● Required work:
Pick out the lines in the listing below that contain the word "ratioType" and copy them.

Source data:
------------------------------------
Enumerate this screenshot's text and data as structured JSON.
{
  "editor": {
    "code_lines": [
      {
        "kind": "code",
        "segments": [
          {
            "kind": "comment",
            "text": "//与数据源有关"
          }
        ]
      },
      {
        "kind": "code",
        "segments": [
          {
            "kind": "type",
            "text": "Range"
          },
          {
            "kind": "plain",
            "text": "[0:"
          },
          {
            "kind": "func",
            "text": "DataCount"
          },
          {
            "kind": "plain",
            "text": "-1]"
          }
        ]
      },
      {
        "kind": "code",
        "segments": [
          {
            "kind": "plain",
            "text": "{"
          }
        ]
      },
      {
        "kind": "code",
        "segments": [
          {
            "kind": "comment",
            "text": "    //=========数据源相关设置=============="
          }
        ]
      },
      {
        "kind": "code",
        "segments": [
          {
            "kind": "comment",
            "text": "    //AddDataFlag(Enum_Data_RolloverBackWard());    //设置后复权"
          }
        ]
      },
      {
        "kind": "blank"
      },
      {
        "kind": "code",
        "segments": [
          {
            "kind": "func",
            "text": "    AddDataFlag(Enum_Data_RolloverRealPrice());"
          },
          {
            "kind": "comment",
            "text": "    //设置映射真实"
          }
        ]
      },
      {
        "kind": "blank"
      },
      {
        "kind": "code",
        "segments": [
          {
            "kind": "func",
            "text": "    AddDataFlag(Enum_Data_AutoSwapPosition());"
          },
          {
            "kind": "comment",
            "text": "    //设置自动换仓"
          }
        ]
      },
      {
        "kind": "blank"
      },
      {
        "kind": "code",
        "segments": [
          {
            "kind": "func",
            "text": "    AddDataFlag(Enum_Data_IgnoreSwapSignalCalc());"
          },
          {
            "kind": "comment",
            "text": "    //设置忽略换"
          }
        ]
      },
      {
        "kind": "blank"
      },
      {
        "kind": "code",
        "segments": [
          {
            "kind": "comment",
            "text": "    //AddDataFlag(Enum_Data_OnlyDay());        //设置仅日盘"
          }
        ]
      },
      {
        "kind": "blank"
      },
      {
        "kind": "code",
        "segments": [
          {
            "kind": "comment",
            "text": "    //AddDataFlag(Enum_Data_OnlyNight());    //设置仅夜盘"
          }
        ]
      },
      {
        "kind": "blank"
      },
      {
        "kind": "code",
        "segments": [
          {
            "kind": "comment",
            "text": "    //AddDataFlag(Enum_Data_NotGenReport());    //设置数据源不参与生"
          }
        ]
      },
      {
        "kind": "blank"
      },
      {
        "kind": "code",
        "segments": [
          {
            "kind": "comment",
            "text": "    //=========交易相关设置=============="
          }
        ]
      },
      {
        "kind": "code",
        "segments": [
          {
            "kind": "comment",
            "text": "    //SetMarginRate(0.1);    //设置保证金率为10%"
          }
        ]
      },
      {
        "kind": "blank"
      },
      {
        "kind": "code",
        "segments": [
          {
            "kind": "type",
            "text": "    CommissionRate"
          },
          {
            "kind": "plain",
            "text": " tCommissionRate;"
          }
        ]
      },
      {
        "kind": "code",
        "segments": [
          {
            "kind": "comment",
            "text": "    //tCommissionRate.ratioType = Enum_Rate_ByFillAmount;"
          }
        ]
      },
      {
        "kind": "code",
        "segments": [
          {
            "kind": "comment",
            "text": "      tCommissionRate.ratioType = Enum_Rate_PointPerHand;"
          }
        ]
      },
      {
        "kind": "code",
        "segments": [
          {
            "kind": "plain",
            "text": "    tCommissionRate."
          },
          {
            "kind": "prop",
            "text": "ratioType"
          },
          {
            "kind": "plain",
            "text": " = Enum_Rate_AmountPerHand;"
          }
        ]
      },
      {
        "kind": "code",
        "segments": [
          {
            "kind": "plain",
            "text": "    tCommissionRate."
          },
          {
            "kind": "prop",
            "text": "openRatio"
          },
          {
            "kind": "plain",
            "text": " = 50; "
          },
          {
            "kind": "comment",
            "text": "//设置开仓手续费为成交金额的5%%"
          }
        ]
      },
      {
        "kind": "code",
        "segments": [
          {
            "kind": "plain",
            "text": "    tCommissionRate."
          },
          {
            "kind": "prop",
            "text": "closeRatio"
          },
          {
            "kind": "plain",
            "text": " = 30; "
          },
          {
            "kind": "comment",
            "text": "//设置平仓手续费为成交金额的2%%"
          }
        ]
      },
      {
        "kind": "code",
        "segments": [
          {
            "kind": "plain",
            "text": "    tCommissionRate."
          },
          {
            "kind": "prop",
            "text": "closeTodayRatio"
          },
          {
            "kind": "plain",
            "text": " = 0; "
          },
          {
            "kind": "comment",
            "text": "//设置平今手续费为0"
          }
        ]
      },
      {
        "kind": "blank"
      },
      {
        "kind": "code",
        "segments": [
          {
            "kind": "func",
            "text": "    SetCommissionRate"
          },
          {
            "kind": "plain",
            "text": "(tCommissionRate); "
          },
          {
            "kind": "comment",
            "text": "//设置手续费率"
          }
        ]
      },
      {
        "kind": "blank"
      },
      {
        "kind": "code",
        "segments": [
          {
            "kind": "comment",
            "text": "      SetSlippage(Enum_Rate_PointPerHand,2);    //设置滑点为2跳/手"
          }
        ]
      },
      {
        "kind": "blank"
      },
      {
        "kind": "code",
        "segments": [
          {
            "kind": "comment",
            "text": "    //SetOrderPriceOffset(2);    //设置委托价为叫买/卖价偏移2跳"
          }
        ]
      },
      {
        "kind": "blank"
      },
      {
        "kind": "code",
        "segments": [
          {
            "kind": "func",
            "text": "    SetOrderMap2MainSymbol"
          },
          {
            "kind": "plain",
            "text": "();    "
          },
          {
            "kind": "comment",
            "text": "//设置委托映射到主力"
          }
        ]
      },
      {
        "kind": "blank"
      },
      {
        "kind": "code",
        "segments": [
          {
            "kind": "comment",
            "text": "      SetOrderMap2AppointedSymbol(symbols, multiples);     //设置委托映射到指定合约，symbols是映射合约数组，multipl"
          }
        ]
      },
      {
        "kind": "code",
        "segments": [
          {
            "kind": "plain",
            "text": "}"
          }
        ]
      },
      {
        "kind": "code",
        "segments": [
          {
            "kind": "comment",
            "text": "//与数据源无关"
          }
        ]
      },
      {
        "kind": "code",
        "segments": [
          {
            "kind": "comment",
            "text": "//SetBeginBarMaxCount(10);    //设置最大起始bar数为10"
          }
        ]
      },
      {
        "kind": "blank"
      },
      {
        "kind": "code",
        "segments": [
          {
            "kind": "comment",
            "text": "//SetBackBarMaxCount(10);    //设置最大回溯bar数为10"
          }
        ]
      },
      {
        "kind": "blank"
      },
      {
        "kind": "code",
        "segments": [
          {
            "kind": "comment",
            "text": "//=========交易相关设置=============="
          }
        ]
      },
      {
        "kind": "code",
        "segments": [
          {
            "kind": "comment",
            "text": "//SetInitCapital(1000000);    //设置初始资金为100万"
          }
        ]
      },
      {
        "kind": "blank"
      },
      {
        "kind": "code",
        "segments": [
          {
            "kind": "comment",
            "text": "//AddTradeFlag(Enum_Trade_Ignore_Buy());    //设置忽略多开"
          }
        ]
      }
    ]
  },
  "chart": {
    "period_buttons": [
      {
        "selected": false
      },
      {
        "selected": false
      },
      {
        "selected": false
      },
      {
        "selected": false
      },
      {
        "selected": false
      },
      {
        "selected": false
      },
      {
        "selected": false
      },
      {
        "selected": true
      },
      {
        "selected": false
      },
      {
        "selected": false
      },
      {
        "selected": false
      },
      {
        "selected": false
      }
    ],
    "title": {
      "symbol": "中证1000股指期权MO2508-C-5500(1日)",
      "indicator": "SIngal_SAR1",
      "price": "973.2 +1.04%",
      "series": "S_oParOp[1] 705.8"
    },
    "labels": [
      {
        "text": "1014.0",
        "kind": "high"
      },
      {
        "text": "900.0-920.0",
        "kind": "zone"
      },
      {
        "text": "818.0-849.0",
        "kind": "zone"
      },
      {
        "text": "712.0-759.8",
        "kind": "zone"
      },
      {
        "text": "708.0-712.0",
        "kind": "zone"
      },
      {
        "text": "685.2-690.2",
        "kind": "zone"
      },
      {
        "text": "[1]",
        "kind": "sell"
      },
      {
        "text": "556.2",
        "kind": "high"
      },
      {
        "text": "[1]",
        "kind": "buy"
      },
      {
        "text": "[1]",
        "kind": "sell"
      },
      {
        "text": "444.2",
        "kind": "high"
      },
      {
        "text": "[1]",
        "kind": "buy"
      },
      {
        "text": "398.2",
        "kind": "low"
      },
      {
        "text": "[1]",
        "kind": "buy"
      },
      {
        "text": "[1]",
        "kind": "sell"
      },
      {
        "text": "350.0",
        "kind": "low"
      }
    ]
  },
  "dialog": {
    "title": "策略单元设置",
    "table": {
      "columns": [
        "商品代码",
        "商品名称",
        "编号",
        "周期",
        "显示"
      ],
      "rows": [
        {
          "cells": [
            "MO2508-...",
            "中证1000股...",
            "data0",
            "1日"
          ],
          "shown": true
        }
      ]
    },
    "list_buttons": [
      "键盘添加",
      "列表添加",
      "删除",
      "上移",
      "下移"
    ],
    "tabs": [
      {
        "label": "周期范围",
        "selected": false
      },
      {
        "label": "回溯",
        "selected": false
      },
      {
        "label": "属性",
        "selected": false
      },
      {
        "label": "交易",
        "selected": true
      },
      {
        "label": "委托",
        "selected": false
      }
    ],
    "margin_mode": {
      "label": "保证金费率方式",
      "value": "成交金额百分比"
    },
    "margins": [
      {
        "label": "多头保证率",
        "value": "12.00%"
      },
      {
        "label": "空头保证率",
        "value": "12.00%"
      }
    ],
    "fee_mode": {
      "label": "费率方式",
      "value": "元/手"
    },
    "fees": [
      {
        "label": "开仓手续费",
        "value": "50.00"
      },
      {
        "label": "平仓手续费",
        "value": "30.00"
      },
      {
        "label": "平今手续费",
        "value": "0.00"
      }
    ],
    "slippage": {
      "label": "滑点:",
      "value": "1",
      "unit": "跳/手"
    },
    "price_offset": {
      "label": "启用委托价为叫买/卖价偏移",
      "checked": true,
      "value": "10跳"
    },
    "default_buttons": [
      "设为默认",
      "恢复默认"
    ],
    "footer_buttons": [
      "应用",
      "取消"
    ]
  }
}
------------------------------------
● Written answer:
            "text": "    //tCommissionRate.ratioType = Enum_Rate_ByFillAmount;"
            "text": "      tCommissionRate.ratioType = Enum_Rate_PointPerHand;"
            "text": "ratioType"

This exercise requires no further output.